Aim: Copy every line, leaving nothing out and adding nothing.

Records for this task:
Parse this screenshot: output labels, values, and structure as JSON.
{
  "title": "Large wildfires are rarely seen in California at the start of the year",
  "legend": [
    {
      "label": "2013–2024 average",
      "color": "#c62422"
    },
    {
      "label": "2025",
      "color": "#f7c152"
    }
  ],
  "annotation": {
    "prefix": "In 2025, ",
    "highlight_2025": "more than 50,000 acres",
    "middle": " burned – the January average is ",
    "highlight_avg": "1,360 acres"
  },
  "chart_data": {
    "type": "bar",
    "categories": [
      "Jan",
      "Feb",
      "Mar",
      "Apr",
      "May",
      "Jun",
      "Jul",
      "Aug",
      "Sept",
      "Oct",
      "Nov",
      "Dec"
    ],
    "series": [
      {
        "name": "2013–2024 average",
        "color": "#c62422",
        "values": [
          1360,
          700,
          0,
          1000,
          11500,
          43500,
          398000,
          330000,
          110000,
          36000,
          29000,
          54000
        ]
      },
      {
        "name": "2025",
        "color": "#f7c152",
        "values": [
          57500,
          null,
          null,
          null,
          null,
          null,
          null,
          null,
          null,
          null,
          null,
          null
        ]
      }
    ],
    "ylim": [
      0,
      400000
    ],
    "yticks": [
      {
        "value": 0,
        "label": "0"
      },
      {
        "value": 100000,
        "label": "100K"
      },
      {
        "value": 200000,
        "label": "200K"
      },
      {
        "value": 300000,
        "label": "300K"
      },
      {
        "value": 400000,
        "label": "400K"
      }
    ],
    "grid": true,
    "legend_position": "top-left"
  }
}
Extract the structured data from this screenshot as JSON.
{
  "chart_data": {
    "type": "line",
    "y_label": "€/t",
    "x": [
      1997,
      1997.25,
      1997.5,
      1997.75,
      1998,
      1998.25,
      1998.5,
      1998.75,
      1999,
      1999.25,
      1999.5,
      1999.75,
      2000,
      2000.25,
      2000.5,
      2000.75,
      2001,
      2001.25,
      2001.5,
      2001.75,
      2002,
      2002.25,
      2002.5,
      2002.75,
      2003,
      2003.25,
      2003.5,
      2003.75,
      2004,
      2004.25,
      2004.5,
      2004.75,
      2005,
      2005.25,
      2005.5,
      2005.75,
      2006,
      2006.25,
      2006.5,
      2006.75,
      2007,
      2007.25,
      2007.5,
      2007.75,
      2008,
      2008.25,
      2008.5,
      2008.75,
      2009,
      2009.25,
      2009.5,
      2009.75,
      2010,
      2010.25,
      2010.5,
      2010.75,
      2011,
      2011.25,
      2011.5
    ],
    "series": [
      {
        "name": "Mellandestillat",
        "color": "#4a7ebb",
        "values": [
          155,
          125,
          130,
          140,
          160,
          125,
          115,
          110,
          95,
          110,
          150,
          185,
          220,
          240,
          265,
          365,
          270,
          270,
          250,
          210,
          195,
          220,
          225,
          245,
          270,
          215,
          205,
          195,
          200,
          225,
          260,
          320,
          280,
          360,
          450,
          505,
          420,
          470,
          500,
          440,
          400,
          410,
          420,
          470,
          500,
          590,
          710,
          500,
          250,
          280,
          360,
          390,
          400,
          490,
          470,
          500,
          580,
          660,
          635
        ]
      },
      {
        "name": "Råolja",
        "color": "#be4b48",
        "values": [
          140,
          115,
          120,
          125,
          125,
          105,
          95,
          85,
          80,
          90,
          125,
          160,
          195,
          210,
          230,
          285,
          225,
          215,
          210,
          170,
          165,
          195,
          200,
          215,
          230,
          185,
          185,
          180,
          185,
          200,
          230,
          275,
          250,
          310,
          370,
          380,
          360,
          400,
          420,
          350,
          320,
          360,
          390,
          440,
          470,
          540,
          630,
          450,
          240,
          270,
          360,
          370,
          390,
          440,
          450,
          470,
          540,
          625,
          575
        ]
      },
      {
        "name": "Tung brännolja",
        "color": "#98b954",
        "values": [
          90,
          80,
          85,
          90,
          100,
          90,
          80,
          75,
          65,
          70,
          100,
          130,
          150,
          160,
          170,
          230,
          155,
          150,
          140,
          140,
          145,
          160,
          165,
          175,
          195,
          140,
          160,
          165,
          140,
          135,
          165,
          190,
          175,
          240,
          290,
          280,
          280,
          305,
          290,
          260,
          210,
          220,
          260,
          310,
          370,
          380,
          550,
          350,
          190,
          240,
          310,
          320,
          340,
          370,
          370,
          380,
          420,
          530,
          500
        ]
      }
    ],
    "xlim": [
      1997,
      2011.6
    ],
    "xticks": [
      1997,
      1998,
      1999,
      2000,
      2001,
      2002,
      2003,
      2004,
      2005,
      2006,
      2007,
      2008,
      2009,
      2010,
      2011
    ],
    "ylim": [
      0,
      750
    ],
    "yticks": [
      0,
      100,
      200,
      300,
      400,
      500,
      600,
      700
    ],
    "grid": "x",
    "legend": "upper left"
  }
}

Output below:
Parse this screenshot: output labels, values, and structure as JSON.
{
  "title": "Large wildfires are rarely seen in California at the start of the year",
  "legend": [
    {
      "label": "2013–2024 average",
      "color": "#c62422"
    },
    {
      "label": "2025",
      "color": "#f7c152"
    }
  ],
  "annotation": {
    "prefix": "In 2025, ",
    "highlight_2025": "more than 50,000 acres",
    "middle": " burned – the January average is ",
    "highlight_avg": "1,360 acres"
  },
  "chart_data": {
    "type": "bar",
    "categories": [
      "Jan",
      "Feb",
      "Mar",
      "Apr",
      "May",
      "Jun",
      "Jul",
      "Aug",
      "Sept",
      "Oct",
      "Nov",
      "Dec"
    ],
    "series": [
      {
        "name": "2013–2024 average",
        "color": "#c62422",
        "values": [
          1360,
          700,
          0,
          1000,
          11500,
          43500,
          398000,
          330000,
          110000,
          36000,
          29000,
          54000
        ]
      },
      {
        "name": "2025",
        "color": "#f7c152",
        "values": [
          57500,
          null,
          null,
          null,
          null,
          null,
          null,
          null,
          null,
          null,
          null,
          null
        ]
      }
    ],
    "ylim": [
      0,
      400000
    ],
    "yticks": [
      {
        "value": 0,
        "label": "0"
      },
      {
        "value": 100000,
        "label": "100K"
      },
      {
        "value": 200000,
        "label": "200K"
      },
      {
        "value": 300000,
        "label": "300K"
      },
      {
        "value": 400000,
        "label": "400K"
      }
    ],
    "grid": true,
    "legend_position": "top-left"
  }
}
Extract the structured data from this screenshot as JSON.
{
  "chart_data": {
    "type": "line",
    "y_label": "€/t",
    "x": [
      1997,
      1997.25,
      1997.5,
      1997.75,
      1998,
      1998.25,
      1998.5,
      1998.75,
      1999,
      1999.25,
      1999.5,
      1999.75,
      2000,
      2000.25,
      2000.5,
      2000.75,
      2001,
      2001.25,
      2001.5,
      2001.75,
      2002,
      2002.25,
      2002.5,
      2002.75,
      2003,
      2003.25,
      2003.5,
      2003.75,
      2004,
      2004.25,
      2004.5,
      2004.75,
      2005,
      2005.25,
      2005.5,
      2005.75,
      2006,
      2006.25,
      2006.5,
      2006.75,
      2007,
      2007.25,
      2007.5,
      2007.75,
      2008,
      2008.25,
      2008.5,
      2008.75,
      2009,
      2009.25,
      2009.5,
      2009.75,
      2010,
      2010.25,
      2010.5,
      2010.75,
      2011,
      2011.25,
      2011.5
    ],
    "series": [
      {
        "name": "Mellandestillat",
        "color": "#4a7ebb",
        "values": [
          155,
          125,
          130,
          140,
          160,
          125,
          115,
          110,
          95,
          110,
          150,
          185,
          220,
          240,
          265,
          365,
          270,
          270,
          250,
          210,
          195,
          220,
          225,
          245,
          270,
          215,
          205,
          195,
          200,
          225,
          260,
          320,
          280,
          360,
          450,
          505,
          420,
          470,
          500,
          440,
          400,
          410,
          420,
          470,
          500,
          590,
          710,
          500,
          250,
          280,
          360,
          390,
          400,
          490,
          470,
          500,
          580,
          660,
          635
        ]
      },
      {
        "name": "Råolja",
        "color": "#be4b48",
        "values": [
          140,
          115,
          120,
          125,
          125,
          105,
          95,
          85,
          80,
          90,
          125,
          160,
          195,
          210,
          230,
          285,
          225,
          215,
          210,
          170,
          165,
          195,
          200,
          215,
          230,
          185,
          185,
          180,
          185,
          200,
          230,
          275,
          250,
          310,
          370,
          380,
          360,
          400,
          420,
          350,
          320,
          360,
          390,
          440,
          470,
          540,
          630,
          450,
          240,
          270,
          360,
          370,
          390,
          440,
          450,
          470,
          540,
          625,
          575
        ]
      },
      {
        "name": "Tung brännolja",
        "color": "#98b954",
        "values": [
          90,
          80,
          85,
          90,
          100,
          90,
          80,
          75,
          65,
          70,
          100,
          130,
          150,
          160,
          170,
          230,
          155,
          150,
          140,
          140,
          145,
          160,
          165,
          175,
          195,
          140,
          160,
          165,
          140,
          135,
          165,
          190,
          175,
          240,
          290,
          280,
          280,
          305,
          290,
          260,
          210,
          220,
          260,
          310,
          370,
          380,
          550,
          350,
          190,
          240,
          310,
          320,
          340,
          370,
          370,
          380,
          420,
          530,
          500
        ]
      }
    ],
    "xlim": [
      1997,
      2011.6
    ],
    "xticks": [
      1997,
      1998,
      1999,
      2000,
      2001,
      2002,
      2003,
      2004,
      2005,
      2006,
      2007,
      2008,
      2009,
      2010,
      2011
    ],
    "ylim": [
      0,
      750
    ],
    "yticks": [
      0,
      100,
      200,
      300,
      400,
      500,
      600,
      700
    ],
    "grid": "x",
    "legend": "upper left"
  }
}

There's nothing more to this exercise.